#### [To be done]
1. Reproduce the part of the Wilton's Music Hall text between "Towards the end" and "of the area.", inclusive.
2. Decide whether each statement agrees with the Wilton's Music Hall text, answering yes or no and quoting the deciding words of the text exactly: (a) The Mahogany Bar Mission was opened on 5th February 1888. (b) During the Great Dock Strike of 1889, the soup kitchen at The Mahogany Bar fed five hundred meals a day. (c) The Mission remained open for more than 80 years.

#### [Text shown]
Wilton's Music Hall (Former Methodist Mahogany Bar Mission) - Graces Alley, London, UK
Posted by: Groundspeak Regular Member Master Mariner
N 51° 30.626 W 000° 04.023
30U E 703517 N 5710668
Wilton's Music Hall is the world's oldest surviving Grand Music Hall and is tucked away down a narrow alley and having a rough exterior although renovation is underway. From 1888-1956 it was a Methodist Mission.
Waymark Code: WMNC67
Location: London, United Kingdom
Date Posted: 02/11/2015
Published By:Groundspeak Premium Member Bear and Ragged
Views: 3

Wilton's website tells us:

Methodism’s Finest Hall (1888-1956)

Towards the end of the 19th Century the East End had become notorious for extreme poverty and terrible living conditions. Religious organisations tried to help. In 1888 Wilton’s was bought by the East London Methodist Mission, renamed The Mahogany Bar Mission and for some time considered ‘Methodism’s finest hall’. During the Great Dock Strike of 1889, a soup kitchen was set up at The Mahogany Bar feeding a thousand meals a day to the starving dockers’ families.

The Mission remained open for nearly 70 years, through some of the most testing periods in East End history including the 1936 Mosley March and the London blitz. Throughout that time the Methodists campaigned against social abuses, welcomed people of all creeds and ethnicity, and gave invaluable support to the local community, particularly the needy children of the area.

The Methodist London website tells us:

The Mahogany Bar Mission, part of the East London Wesleyan Methodist Mission, was opened on 5th February 1888 and described at the opening ceremony as ‘Methodism’s finest hall’. Situated between Cable Street and St Katharine’s Dock and serving one of the poorest neighbourhoods of late nineteenth-century London,  it was housed in the former Wilton’s Music Hall building (1859-1880), one of the grandest of first generation pub music halls.

#### [Dataset extract]
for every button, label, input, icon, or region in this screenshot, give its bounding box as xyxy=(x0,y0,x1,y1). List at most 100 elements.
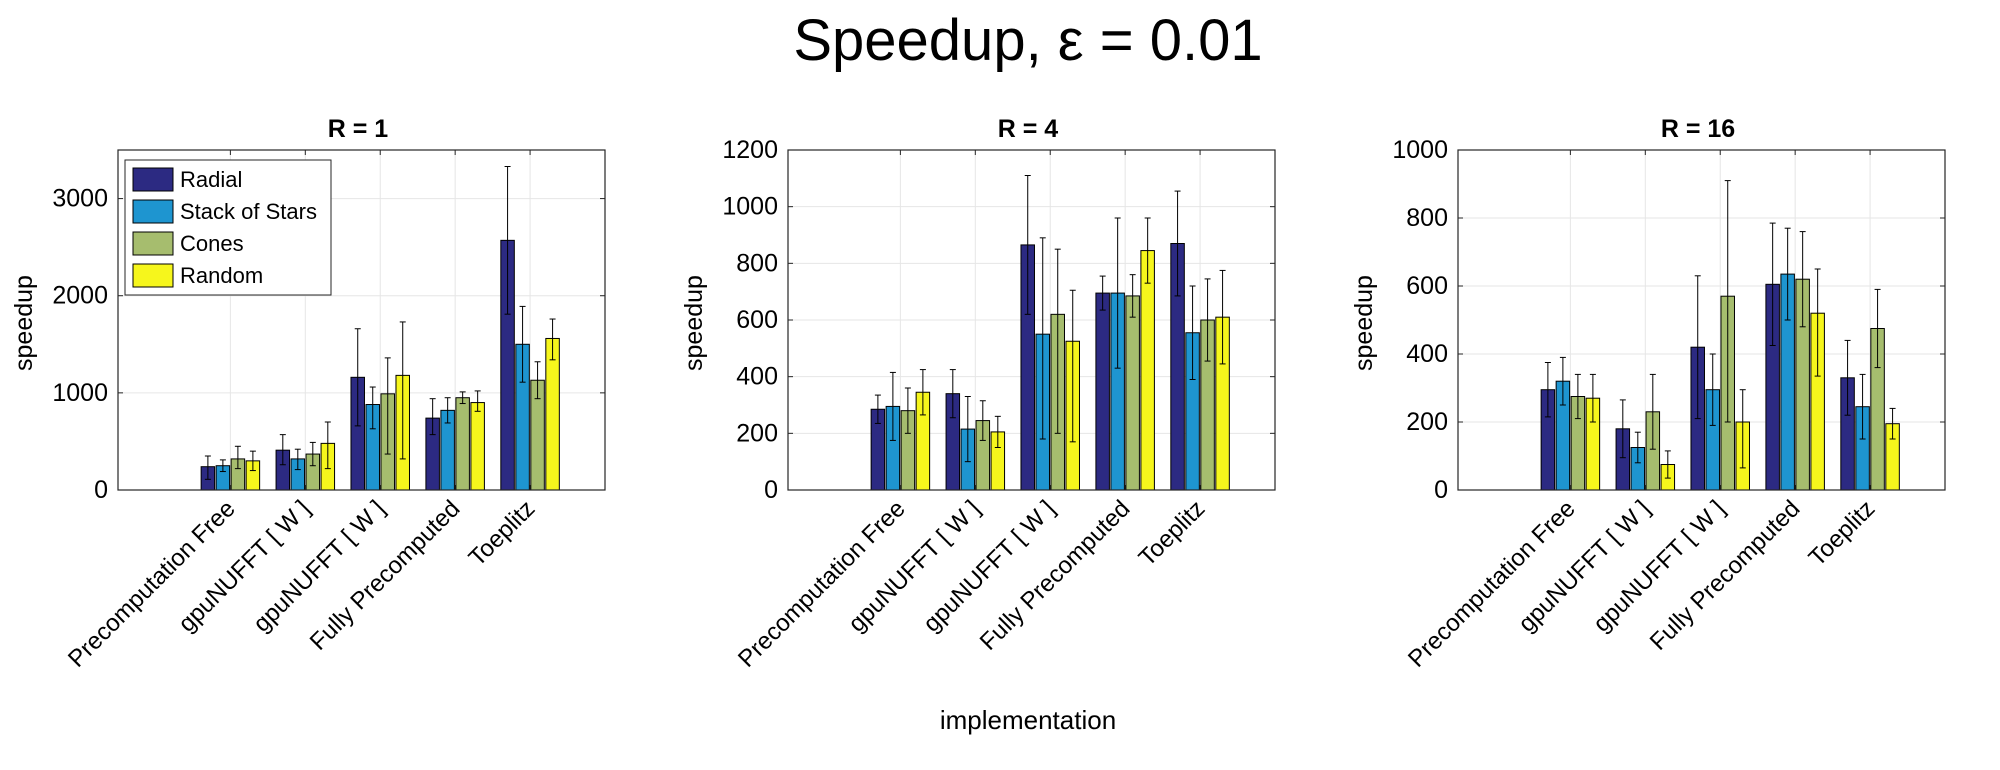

#### [Answers given]
1.
Towards the end of the 19th Century the East End had become notorious for extreme poverty and terrible living conditions. Religious organisations tried to help. In 1888 Wilton’s was bought by the East London Methodist Mission, renamed The Mahogany Bar Mission and for some time considered ‘Methodism’s finest hall’. During the Great Dock Strike of 1889, a soup kitchen was set up at The Mahogany Bar feeding a thousand meals a day to the starving dockers’ families.

The Mission remained open for nearly 70 years, through some of the most testing periods in East End history including the 1936 Mosley March and the London blitz. Throughout that time the Methodists campaigned against social abuses, welcomed people of all creeds and ethnicity, and gave invaluable support to the local community, particularly the needy children of the area.

2.
(a) Yes: "was opened on 5th February 1888"
(b) No: "feeding a thousand meals a day to the starving dockers’ families"
(c) No: "The Mission remained open for nearly 70 years"